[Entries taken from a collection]

┌──

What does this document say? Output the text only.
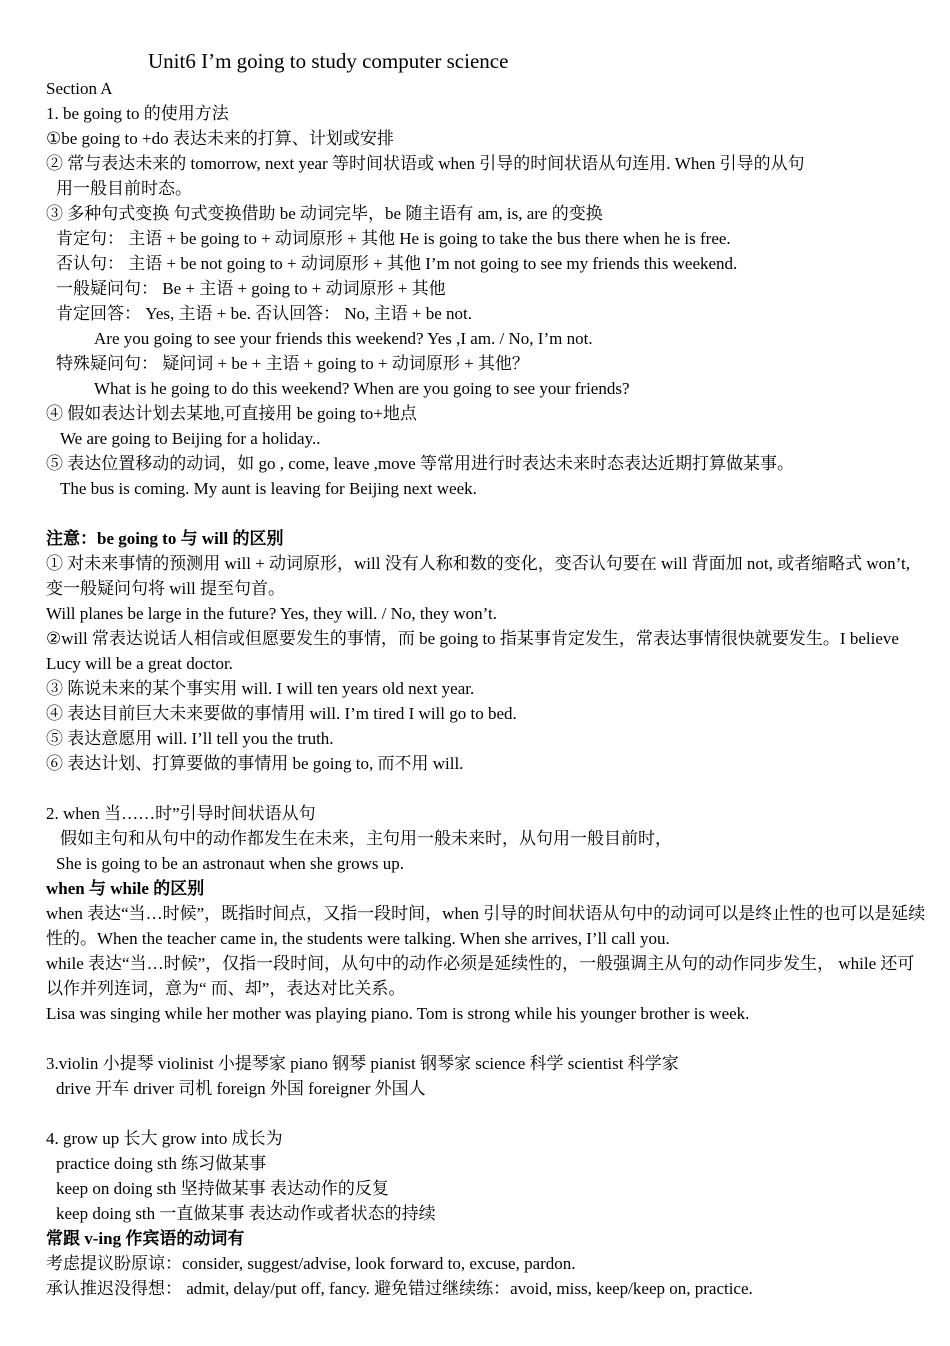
Unit6 I’m going to study computer science
Section A
1. be going to 的使用方法
①be going to +do 表达未来的打算、计划或安排
② 常与表达未来的 tomorrow, next year 等时间状语或 when 引导的时间状语从句连用. When 引导的从句
用一般目前时态。
③ 多种句式变换 句式变换借助 be 动词完毕，be 随主语有 am, is, are 的变换
肯定句： 主语 + be going to + 动词原形 + 其他 He is going to take the bus there when he is free.
否认句： 主语 + be not going to + 动词原形 + 其他 I’m not going to see my friends this weekend.
一般疑问句： Be + 主语 + going to + 动词原形 + 其他
肯定回答： Yes, 主语 + be. 否认回答： No, 主语 + be not.
Are you going to see your friends this weekend? Yes ,I am. / No, I’m not.
特殊疑问句： 疑问词 + be + 主语 + going to + 动词原形 + 其他？
What is he going to do this weekend? When are you going to see your friends?
④ 假如表达计划去某地,可直接用 be going to+地点
We are going to Beijing for a holiday..
⑤ 表达位置移动的动词，如 go , come, leave ,move 等常用进行时表达未来时态表达近期打算做某事。
The bus is coming. My aunt is leaving for Beijing next week.
注意：be going to 与 will 的区别
① 对未来事情的预测用 will + 动词原形，will 没有人称和数的变化，变否认句要在 will 背面加 not, 或者缩略式 won’t, 变一般疑问句将 will 提至句首。
Will planes be large in the future? Yes, they will. / No, they won’t.
②will 常表达说话人相信或但愿要发生的事情，而 be going to 指某事肯定发生，常表达事情很快就要发生。I believe Lucy will be a great doctor.
③ 陈说未来的某个事实用 will. I will ten years old next year.
④ 表达目前巨大未来要做的事情用 will. I’m tired I will go to bed.
⑤ 表达意愿用 will. I’ll tell you the truth.
⑥ 表达计划、打算要做的事情用 be going to, 而不用 will.
2. when 当……时”引导时间状语从句
假如主句和从句中的动作都发生在未来，主句用一般未来时，从句用一般目前时，
She is going to be an astronaut when she grows up.
when 与 while 的区别
when 表达“当…时候”，既指时间点，又指一段时间，when 引导的时间状语从句中的动词可以是终止性的也可以是延续性的。When the teacher came in, the students were talking. When she arrives, I’ll call you.
while 表达“当…时候”，仅指一段时间，从句中的动作必须是延续性的，一般强调主从句的动作同步发生， while 还可以作并列连词，意为“ 而、却”，表达对比关系。
Lisa was singing while her mother was playing piano. Tom is strong while his younger brother is week.
3.violin 小提琴 violinist 小提琴家 piano 钢琴 pianist 钢琴家 science 科学 scientist 科学家
drive 开车 driver 司机 foreign 外国 foreigner 外国人
4. grow up 长大 grow into 成长为
practice doing sth 练习做某事
keep on doing sth 坚持做某事 表达动作的反复
keep doing sth 一直做某事 表达动作或者状态的持续
常跟 v-ing 作宾语的动词有
考虑提议盼原谅：consider, suggest/advise, look forward to, excuse, pardon.
承认推迟没得想： admit, delay/put off, fancy. 避免错过继续练：avoid, miss, keep/keep on, practice.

└──

Print every entry exactly as written, without the pictures.

What does this document say? Output the text only.
Unit6 I’m going to study computer science
Section A
1. be going to 的使用方法
①be going to +do 表达未来的打算、计划或安排
② 常与表达未来的 tomorrow, next year 等时间状语或 when 引导的时间状语从句连用. When 引导的从句
用一般目前时态。
③ 多种句式变换 句式变换借助 be 动词完毕，be 随主语有 am, is, are 的变换
肯定句： 主语 + be going to + 动词原形 + 其他 He is going to take the bus there when he is free.
否认句： 主语 + be not going to + 动词原形 + 其他 I’m not going to see my friends this weekend.
一般疑问句： Be + 主语 + going to + 动词原形 + 其他
肯定回答： Yes, 主语 + be. 否认回答： No, 主语 + be not.
Are you going to see your friends this weekend? Yes ,I am. / No, I’m not.
特殊疑问句： 疑问词 + be + 主语 + going to + 动词原形 + 其他？
What is he going to do this weekend? When are you going to see your friends?
④ 假如表达计划去某地,可直接用 be going to+地点
We are going to Beijing for a holiday..
⑤ 表达位置移动的动词，如 go , come, leave ,move 等常用进行时表达未来时态表达近期打算做某事。
The bus is coming. My aunt is leaving for Beijing next week.
注意：be going to 与 will 的区别
① 对未来事情的预测用 will + 动词原形，will 没有人称和数的变化，变否认句要在 will 背面加 not, 或者缩略式 won’t, 变一般疑问句将 will 提至句首。
Will planes be large in the future? Yes, they will. / No, they won’t.
②will 常表达说话人相信或但愿要发生的事情，而 be going to 指某事肯定发生，常表达事情很快就要发生。I believe Lucy will be a great doctor.
③ 陈说未来的某个事实用 will. I will ten years old next year.
④ 表达目前巨大未来要做的事情用 will. I’m tired I will go to bed.
⑤ 表达意愿用 will. I’ll tell you the truth.
⑥ 表达计划、打算要做的事情用 be going to, 而不用 will.
2. when 当……时”引导时间状语从句
假如主句和从句中的动作都发生在未来，主句用一般未来时，从句用一般目前时，
She is going to be an astronaut when she grows up.
when 与 while 的区别
when 表达“当…时候”，既指时间点，又指一段时间，when 引导的时间状语从句中的动词可以是终止性的也可以是延续性的。When the teacher came in, the students were talking. When she arrives, I’ll call you.
while 表达“当…时候”，仅指一段时间，从句中的动作必须是延续性的，一般强调主从句的动作同步发生， while 还可以作并列连词，意为“ 而、却”，表达对比关系。
Lisa was singing while her mother was playing piano. Tom is strong while his younger brother is week.
3.violin 小提琴 violinist 小提琴家 piano 钢琴 pianist 钢琴家 science 科学 scientist 科学家
drive 开车 driver 司机 foreign 外国 foreigner 外国人
4. grow up 长大 grow into 成长为
practice doing sth 练习做某事
keep on doing sth 坚持做某事 表达动作的反复
keep doing sth 一直做某事 表达动作或者状态的持续
常跟 v-ing 作宾语的动词有
考虑提议盼原谅：consider, suggest/advise, look forward to, excuse, pardon.
承认推迟没得想： admit, delay/put off, fancy. 避免错过继续练：avoid, miss, keep/keep on, practice.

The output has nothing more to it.